[Figure record extracts]
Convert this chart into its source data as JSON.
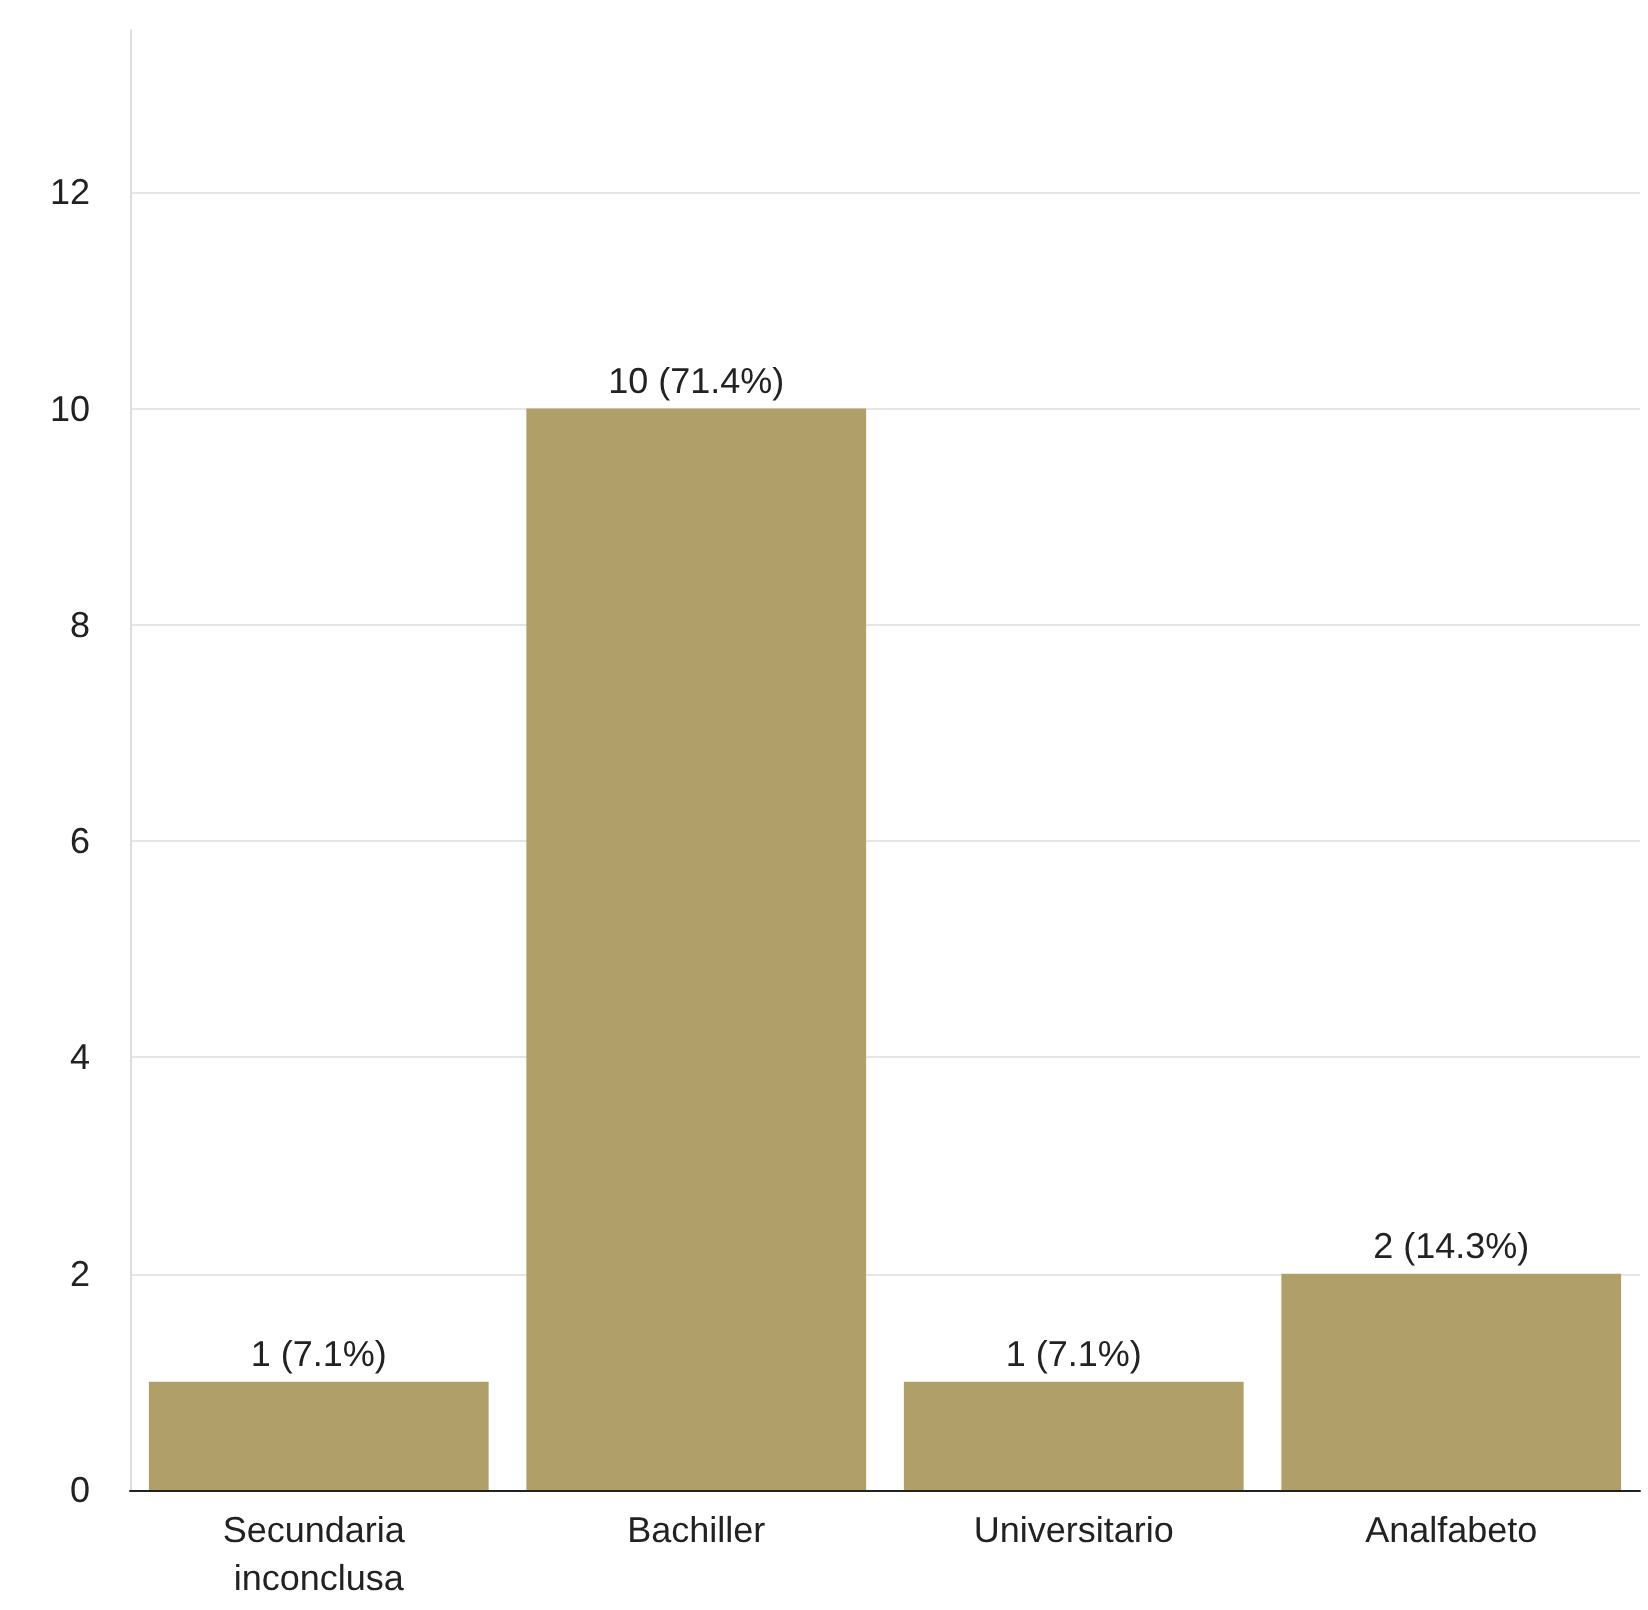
{
  "chart_data": {
    "type": "bar",
    "categories": [
      "Secundaria inconclusa",
      "Bachiller",
      "Universitario",
      "Analfabeto"
    ],
    "values": [
      1,
      10,
      1,
      2
    ],
    "value_labels": [
      "1 (7.1%)",
      "10 (71.4%)",
      "1 (7.1%)",
      "2 (14.3%)"
    ],
    "color": "#b09f69",
    "ylim": [
      0,
      13.5
    ],
    "yticks": [
      0,
      2,
      4,
      6,
      8,
      10,
      12
    ],
    "grid": "y"
  }
}
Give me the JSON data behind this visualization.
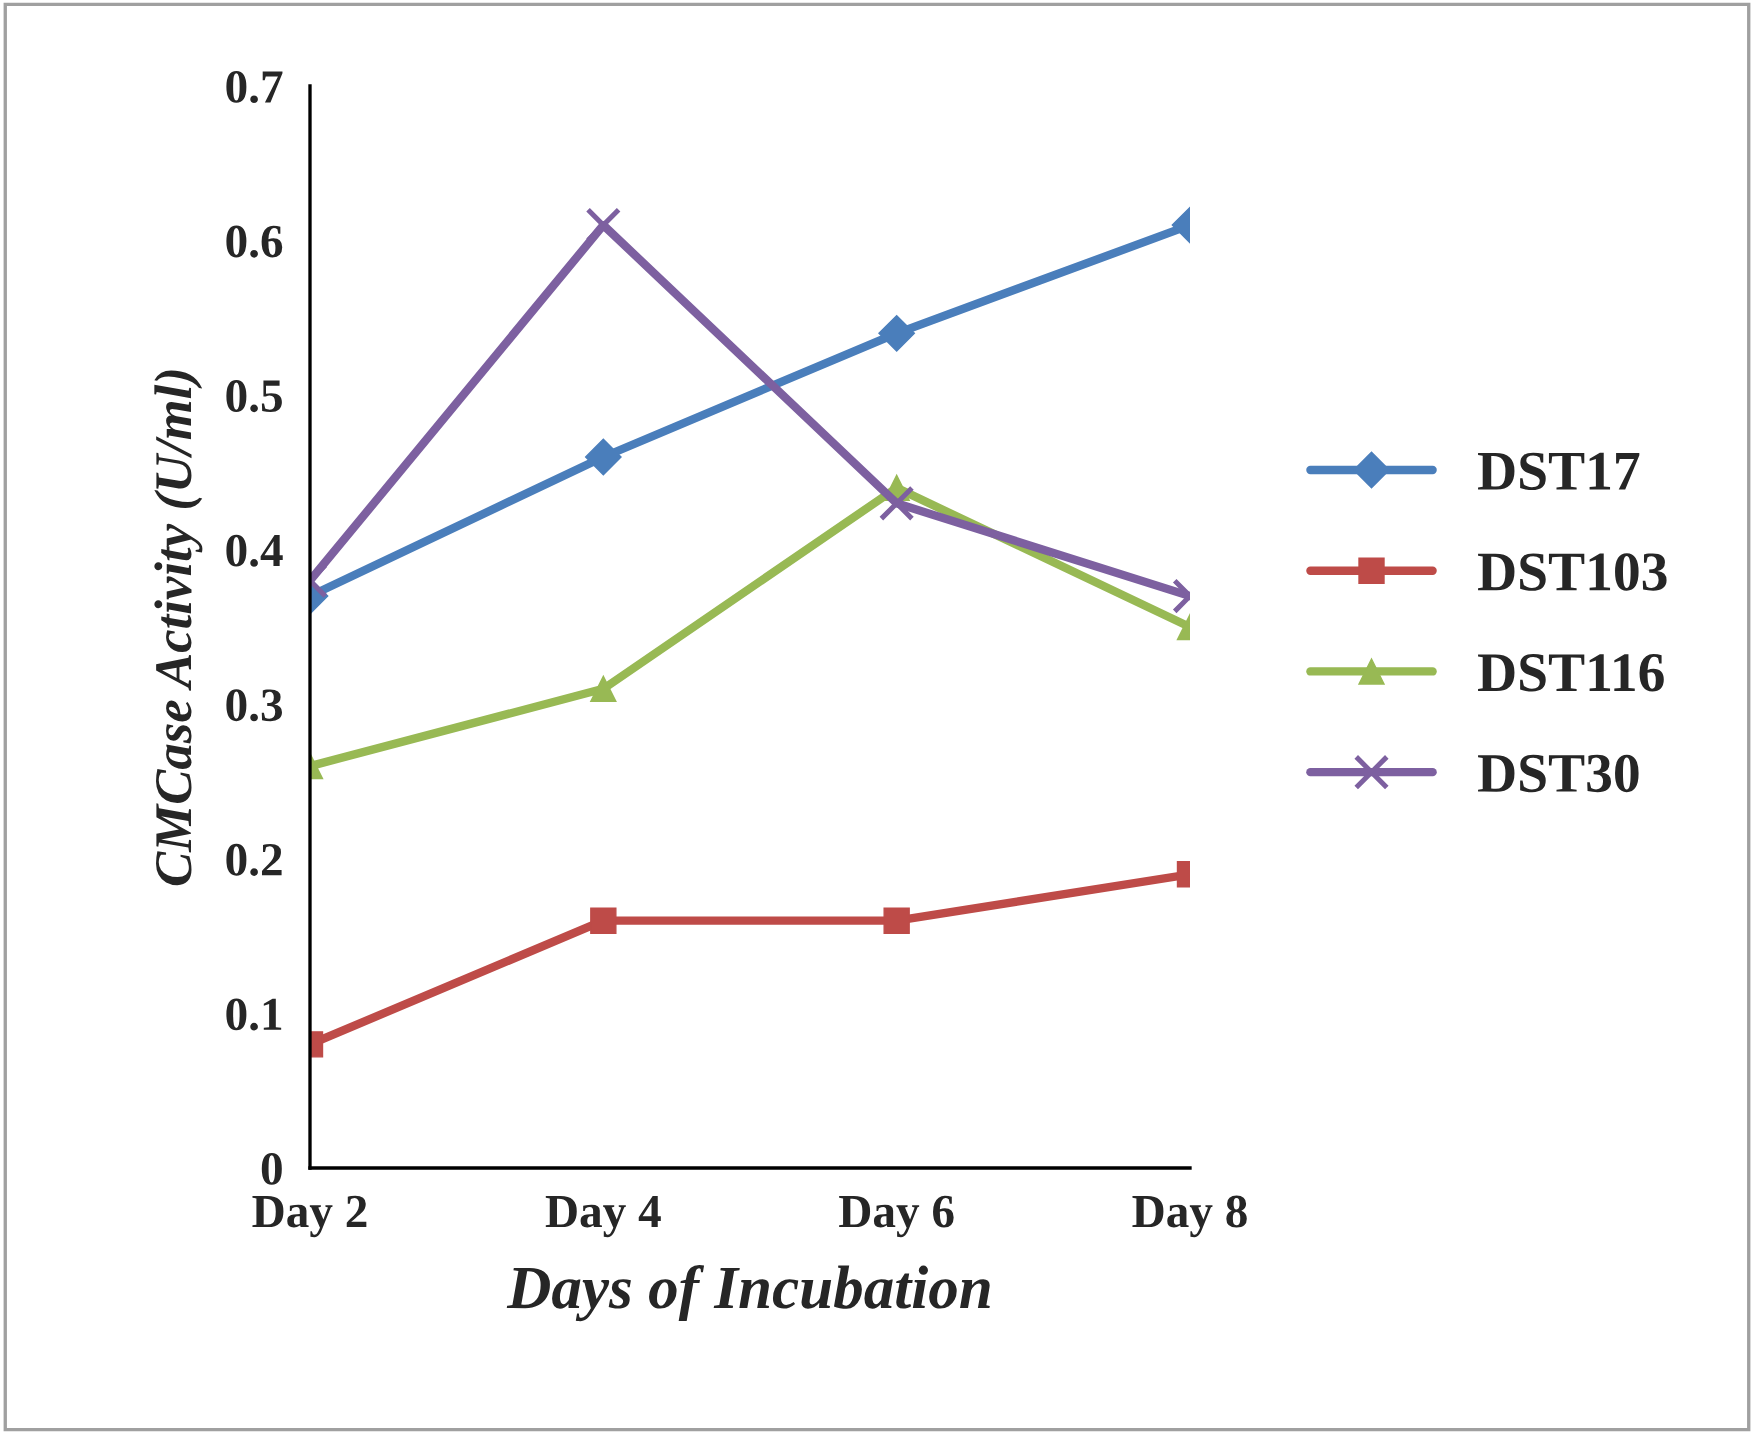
{
  "chart_data": {
    "type": "line",
    "xlabel": "Days of Incubation",
    "ylabel": "CMCase Activity (U/ml)",
    "categories": [
      "Day 2",
      "Day 4",
      "Day 6",
      "Day 8"
    ],
    "series": [
      {
        "name": "DST17",
        "color": "#4a7ebb",
        "marker": "diamond",
        "values": [
          0.37,
          0.46,
          0.54,
          0.61
        ]
      },
      {
        "name": "DST103",
        "color": "#be4b48",
        "marker": "square",
        "values": [
          0.08,
          0.16,
          0.16,
          0.19
        ]
      },
      {
        "name": "DST116",
        "color": "#98b954",
        "marker": "triangle",
        "values": [
          0.26,
          0.31,
          0.44,
          0.35
        ]
      },
      {
        "name": "DST30",
        "color": "#7d60a0",
        "marker": "cross",
        "values": [
          0.38,
          0.61,
          0.43,
          0.37
        ]
      }
    ],
    "ylim": [
      0,
      0.7
    ],
    "yticks": [
      0,
      0.1,
      0.2,
      0.3,
      0.4,
      0.5,
      0.6,
      0.7
    ],
    "grid": false,
    "legend": "right",
    "line_style": "solid"
  }
}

### [Aim]
Where a line above contains the string "color", copy that line.

### [Finished exercise]
    "color": "#b09f69",
        "color": "#4a7ebb",
        "color": "#be4b48",
        "color": "#98b954",
        "color": "#7d60a0",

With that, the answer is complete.